Problem details >> Count every line that has the word "Specchiera" in it; give no more than the number.

Extracted records >>
------------------------------------------------------------
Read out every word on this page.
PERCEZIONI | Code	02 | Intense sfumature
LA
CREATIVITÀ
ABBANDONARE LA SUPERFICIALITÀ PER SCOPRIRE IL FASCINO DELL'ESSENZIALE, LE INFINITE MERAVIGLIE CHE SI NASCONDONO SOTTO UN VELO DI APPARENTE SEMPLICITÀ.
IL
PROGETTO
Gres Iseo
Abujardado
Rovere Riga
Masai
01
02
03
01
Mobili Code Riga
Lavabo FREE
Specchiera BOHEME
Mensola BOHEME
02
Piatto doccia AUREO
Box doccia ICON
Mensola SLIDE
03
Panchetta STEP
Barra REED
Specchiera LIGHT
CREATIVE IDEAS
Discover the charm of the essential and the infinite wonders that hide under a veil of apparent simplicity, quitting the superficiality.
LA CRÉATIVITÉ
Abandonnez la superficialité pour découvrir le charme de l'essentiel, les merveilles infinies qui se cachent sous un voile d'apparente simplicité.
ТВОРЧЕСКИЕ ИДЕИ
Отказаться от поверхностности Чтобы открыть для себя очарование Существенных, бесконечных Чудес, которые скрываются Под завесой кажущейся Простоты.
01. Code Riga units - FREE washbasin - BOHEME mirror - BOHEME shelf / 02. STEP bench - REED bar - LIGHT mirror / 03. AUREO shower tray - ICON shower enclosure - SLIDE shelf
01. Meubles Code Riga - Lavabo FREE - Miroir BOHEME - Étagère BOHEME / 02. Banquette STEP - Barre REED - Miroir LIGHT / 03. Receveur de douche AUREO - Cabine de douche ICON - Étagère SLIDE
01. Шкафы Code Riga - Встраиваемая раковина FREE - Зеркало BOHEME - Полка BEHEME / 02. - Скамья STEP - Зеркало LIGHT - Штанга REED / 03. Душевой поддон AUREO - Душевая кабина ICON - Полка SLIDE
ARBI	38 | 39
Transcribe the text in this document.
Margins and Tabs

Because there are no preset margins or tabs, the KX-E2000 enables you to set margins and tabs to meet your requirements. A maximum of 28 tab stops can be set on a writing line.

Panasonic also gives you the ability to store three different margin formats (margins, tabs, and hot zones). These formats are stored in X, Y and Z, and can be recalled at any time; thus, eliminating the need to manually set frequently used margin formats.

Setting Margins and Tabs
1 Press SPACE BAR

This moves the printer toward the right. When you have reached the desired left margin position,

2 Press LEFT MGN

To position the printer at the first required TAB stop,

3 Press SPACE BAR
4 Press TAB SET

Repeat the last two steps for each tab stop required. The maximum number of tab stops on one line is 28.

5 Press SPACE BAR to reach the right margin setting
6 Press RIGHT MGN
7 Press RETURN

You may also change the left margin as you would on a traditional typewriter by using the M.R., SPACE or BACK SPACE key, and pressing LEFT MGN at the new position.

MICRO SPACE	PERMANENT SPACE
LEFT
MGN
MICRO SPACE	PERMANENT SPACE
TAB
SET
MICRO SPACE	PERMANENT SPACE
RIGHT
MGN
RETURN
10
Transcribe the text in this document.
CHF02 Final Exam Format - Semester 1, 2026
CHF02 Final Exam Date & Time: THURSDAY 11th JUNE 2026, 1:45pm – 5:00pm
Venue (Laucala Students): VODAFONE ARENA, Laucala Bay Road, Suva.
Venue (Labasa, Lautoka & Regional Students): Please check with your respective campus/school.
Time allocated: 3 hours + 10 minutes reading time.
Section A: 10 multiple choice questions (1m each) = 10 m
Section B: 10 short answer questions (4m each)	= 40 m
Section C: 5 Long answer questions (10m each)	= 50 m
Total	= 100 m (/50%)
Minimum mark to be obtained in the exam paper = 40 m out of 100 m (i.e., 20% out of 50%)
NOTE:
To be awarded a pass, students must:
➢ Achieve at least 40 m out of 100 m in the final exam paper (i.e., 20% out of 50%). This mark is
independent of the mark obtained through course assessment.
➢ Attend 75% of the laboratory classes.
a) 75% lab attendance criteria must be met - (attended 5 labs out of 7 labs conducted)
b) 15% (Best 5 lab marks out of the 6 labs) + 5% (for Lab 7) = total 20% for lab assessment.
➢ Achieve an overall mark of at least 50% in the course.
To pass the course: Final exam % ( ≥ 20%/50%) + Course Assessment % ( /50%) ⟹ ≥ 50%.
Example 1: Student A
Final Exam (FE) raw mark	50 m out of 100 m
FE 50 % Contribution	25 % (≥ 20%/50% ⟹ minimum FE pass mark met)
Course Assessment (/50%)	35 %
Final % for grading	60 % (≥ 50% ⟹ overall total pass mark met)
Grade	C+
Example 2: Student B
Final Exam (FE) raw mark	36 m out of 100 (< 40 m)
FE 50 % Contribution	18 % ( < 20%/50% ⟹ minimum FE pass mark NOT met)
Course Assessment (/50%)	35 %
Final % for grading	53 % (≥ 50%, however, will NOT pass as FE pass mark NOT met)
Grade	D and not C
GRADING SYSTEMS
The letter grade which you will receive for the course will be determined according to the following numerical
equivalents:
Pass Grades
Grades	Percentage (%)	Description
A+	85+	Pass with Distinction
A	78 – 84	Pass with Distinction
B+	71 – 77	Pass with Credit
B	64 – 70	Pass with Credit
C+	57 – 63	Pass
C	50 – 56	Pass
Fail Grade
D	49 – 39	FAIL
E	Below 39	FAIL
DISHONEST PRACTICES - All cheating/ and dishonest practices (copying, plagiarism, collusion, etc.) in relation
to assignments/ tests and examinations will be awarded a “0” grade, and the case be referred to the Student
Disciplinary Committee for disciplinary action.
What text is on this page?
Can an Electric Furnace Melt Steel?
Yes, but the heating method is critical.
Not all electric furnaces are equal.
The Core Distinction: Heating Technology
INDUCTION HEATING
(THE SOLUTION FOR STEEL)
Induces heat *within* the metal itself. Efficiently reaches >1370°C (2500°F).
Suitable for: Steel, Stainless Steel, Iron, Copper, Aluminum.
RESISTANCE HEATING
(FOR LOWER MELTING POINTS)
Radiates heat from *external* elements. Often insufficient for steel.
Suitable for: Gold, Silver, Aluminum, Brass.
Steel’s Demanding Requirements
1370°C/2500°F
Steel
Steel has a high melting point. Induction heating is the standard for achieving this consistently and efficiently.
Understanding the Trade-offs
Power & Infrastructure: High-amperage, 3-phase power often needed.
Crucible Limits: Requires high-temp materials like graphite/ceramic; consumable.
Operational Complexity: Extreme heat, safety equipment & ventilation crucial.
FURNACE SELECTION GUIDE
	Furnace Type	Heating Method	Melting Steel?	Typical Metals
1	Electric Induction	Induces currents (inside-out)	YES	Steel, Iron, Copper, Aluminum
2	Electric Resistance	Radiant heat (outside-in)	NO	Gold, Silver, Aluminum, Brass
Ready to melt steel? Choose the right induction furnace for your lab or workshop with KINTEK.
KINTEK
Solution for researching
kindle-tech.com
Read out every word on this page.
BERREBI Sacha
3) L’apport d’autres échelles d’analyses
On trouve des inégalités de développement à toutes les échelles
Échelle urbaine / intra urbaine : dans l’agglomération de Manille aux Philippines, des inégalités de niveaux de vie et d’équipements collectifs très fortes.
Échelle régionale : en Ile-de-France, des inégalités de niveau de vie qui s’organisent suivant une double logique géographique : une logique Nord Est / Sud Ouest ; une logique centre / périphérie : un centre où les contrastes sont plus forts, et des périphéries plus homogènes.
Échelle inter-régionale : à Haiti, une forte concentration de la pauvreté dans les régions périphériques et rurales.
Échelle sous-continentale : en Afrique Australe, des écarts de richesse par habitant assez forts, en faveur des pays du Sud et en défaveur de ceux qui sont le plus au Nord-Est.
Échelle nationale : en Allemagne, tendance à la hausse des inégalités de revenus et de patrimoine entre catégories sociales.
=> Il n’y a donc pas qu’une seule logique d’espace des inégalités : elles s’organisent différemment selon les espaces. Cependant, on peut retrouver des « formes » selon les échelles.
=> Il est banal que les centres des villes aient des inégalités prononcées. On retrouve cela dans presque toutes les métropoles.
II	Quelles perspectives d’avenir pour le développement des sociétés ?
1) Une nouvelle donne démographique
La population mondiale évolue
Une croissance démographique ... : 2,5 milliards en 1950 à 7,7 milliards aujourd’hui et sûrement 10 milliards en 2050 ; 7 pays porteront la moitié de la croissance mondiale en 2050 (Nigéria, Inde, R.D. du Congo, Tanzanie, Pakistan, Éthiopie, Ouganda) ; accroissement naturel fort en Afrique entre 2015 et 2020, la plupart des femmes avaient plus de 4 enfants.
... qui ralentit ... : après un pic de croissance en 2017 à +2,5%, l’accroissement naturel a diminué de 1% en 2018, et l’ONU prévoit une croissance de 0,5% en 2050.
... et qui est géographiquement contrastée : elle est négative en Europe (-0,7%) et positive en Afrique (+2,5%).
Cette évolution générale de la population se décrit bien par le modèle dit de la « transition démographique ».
------------------------------------------------------------
Written answer >> 2